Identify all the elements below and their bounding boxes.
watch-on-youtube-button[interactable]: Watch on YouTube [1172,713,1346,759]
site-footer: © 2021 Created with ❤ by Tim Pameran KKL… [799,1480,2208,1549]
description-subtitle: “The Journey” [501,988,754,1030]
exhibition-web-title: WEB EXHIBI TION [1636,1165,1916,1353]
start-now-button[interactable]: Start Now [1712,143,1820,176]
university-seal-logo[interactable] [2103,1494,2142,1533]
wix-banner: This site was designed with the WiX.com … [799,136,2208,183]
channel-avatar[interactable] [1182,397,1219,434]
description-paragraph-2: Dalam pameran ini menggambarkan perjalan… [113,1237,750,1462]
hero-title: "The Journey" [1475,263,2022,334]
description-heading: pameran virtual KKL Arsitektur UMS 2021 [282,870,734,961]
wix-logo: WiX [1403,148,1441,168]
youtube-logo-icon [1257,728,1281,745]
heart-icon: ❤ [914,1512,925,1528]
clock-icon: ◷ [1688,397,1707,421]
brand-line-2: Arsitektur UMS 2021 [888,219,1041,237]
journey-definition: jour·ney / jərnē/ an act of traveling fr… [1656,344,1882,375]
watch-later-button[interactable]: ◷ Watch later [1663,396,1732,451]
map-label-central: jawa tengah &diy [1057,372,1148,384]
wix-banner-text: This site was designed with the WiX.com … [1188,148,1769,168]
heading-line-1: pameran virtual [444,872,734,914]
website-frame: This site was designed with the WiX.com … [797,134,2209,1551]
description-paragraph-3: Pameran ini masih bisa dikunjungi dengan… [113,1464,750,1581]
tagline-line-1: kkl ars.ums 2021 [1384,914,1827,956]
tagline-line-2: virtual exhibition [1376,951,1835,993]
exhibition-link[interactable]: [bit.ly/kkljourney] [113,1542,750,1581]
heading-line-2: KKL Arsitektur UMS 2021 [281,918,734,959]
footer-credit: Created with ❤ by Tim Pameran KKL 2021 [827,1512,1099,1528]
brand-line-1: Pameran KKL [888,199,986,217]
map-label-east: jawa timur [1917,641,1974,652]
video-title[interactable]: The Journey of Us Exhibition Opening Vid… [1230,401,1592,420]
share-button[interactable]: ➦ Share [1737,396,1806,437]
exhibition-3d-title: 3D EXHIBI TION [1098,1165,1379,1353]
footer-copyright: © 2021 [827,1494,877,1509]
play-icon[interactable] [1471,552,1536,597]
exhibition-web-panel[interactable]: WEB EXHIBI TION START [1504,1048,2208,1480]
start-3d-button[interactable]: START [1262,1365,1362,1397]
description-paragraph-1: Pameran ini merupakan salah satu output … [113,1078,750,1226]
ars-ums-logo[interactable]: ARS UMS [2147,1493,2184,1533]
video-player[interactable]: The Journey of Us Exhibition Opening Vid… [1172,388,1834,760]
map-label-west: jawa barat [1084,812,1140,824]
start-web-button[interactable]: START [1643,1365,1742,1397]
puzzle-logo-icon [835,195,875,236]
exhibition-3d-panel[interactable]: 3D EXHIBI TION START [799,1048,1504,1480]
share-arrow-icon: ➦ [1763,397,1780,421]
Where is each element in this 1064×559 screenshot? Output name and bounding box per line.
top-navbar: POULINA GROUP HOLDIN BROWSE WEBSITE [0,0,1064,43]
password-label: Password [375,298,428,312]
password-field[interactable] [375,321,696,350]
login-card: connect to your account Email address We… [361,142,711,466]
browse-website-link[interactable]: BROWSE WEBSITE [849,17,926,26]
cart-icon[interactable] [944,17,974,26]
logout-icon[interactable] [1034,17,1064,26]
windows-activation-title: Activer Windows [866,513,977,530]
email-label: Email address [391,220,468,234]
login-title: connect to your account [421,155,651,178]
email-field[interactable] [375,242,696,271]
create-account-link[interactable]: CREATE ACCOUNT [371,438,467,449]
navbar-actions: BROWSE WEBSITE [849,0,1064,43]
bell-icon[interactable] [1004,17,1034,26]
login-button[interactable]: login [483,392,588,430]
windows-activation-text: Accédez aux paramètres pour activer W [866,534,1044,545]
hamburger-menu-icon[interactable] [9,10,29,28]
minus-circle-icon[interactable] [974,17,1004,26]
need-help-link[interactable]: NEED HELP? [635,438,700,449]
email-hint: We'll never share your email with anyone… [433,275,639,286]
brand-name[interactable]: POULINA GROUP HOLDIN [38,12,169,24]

----

# [Direction]
Convert the lines above into a numbered list, omitting any blank lines.

# [The solution]
1. Identify all the elements below and their bounding boxes.
2. watch-on-youtube-button[interactable]: Watch on YouTube [1172,713,1346,759]
3. site-footer: © 2021 Created with ❤ by Tim Pameran KKL… [799,1480,2208,1549]
4. description-subtitle: “The Journey” [501,988,754,1030]
5. exhibition-web-title: WEB EXHIBI TION [1636,1165,1916,1353]
6. start-now-button[interactable]: Start Now [1712,143,1820,176]
7. university-seal-logo[interactable] [2103,1494,2142,1533]
8. wix-banner: This site was designed with the WiX.com … [799,136,2208,183]
9. channel-avatar[interactable] [1182,397,1219,434]
10. description-paragraph-2: Dalam pameran ini menggambarkan perjalan… [113,1237,750,1462]
11. hero-title: "The Journey" [1475,263,2022,334]
12. description-heading: pameran virtual KKL Arsitektur UMS 2021 [282,870,734,961]
13. wix-logo: WiX [1403,148,1441,168]
14. youtube-logo-icon [1257,728,1281,745]
15. heart-icon: ❤ [914,1512,925,1528]
16. clock-icon: ◷ [1688,397,1707,421]
17. brand-line-2: Arsitektur UMS 2021 [888,219,1041,237]
18. journey-definition: jour·ney / jərnē/ an act of traveling fr… [1656,344,1882,375]
19. watch-later-button[interactable]: ◷ Watch later [1663,396,1732,451]
20. map-label-central: jawa tengah &diy [1057,372,1148,384]
21. wix-banner-text: This site was designed with the WiX.com … [1188,148,1769,168]
22. heading-line-1: pameran virtual [444,872,734,914]
23. website-frame: This site was designed with the WiX.com … [797,134,2209,1551]
24. description-paragraph-3: Pameran ini masih bisa dikunjungi dengan… [113,1464,750,1581]
25. tagline-line-1: kkl ars.ums 2021 [1384,914,1827,956]
26. tagline-line-2: virtual exhibition [1376,951,1835,993]
27. exhibition-link[interactable]: [bit.ly/kkljourney] [113,1542,750,1581]
28. heading-line-2: KKL Arsitektur UMS 2021 [281,918,734,959]
29. footer-credit: Created with ❤ by Tim Pameran KKL 2021 [827,1512,1099,1528]
30. brand-line-1: Pameran KKL [888,199,986,217]
31. map-label-east: jawa timur [1917,641,1974,652]
32. video-title[interactable]: The Journey of Us Exhibition Opening Vid… [1230,401,1592,420]
33. share-button[interactable]: ➦ Share [1737,396,1806,437]
34. exhibition-3d-title: 3D EXHIBI TION [1098,1165,1379,1353]
35. footer-copyright: © 2021 [827,1494,877,1509]
36. play-icon[interactable] [1471,552,1536,597]
37. exhibition-web-panel[interactable]: WEB EXHIBI TION START [1504,1048,2208,1480]
38. start-3d-button[interactable]: START [1262,1365,1362,1397]
39. description-paragraph-1: Pameran ini merupakan salah satu output … [113,1078,750,1226]
40. ars-ums-logo[interactable]: ARS UMS [2147,1493,2184,1533]
41. video-player[interactable]: The Journey of Us Exhibition Opening Vid… [1172,388,1834,760]
42. map-label-west: jawa barat [1084,812,1140,824]
43. start-web-button[interactable]: START [1643,1365,1742,1397]
44. puzzle-logo-icon [835,195,875,236]
45. exhibition-3d-panel[interactable]: 3D EXHIBI TION START [799,1048,1504,1480]
46. share-arrow-icon: ➦ [1763,397,1780,421]
47. Where is each element in this 1064×559 screenshot? Output name and bounding box per line.
48. top-navbar: POULINA GROUP HOLDIN BROWSE WEBSITE [0,0,1064,43]
49. password-label: Password [375,298,428,312]
50. password-field[interactable] [375,321,696,350]
51. login-card: connect to your account Email address We… [361,142,711,466]
52. browse-website-link[interactable]: BROWSE WEBSITE [849,17,926,26]
53. cart-icon[interactable] [944,17,974,26]
54. logout-icon[interactable] [1034,17,1064,26]
55. windows-activation-title: Activer Windows [866,513,977,530]
56. email-label: Email address [391,220,468,234]
57. login-title: connect to your account [421,155,651,178]
58. email-field[interactable] [375,242,696,271]
59. create-account-link[interactable]: CREATE ACCOUNT [371,438,467,449]
60. navbar-actions: BROWSE WEBSITE [849,0,1064,43]
61. bell-icon[interactable] [1004,17,1034,26]
62. login-button[interactable]: login [483,392,588,430]
63. windows-activation-text: Accédez aux paramètres pour activer W [866,534,1044,545]
64. hamburger-menu-icon[interactable] [9,10,29,28]
65. minus-circle-icon[interactable] [974,17,1004,26]
66. need-help-link[interactable]: NEED HELP? [635,438,700,449]
67. email-hint: We'll never share your email with anyone… [433,275,639,286]
68. brand-name[interactable]: POULINA GROUP HOLDIN [38,12,169,24]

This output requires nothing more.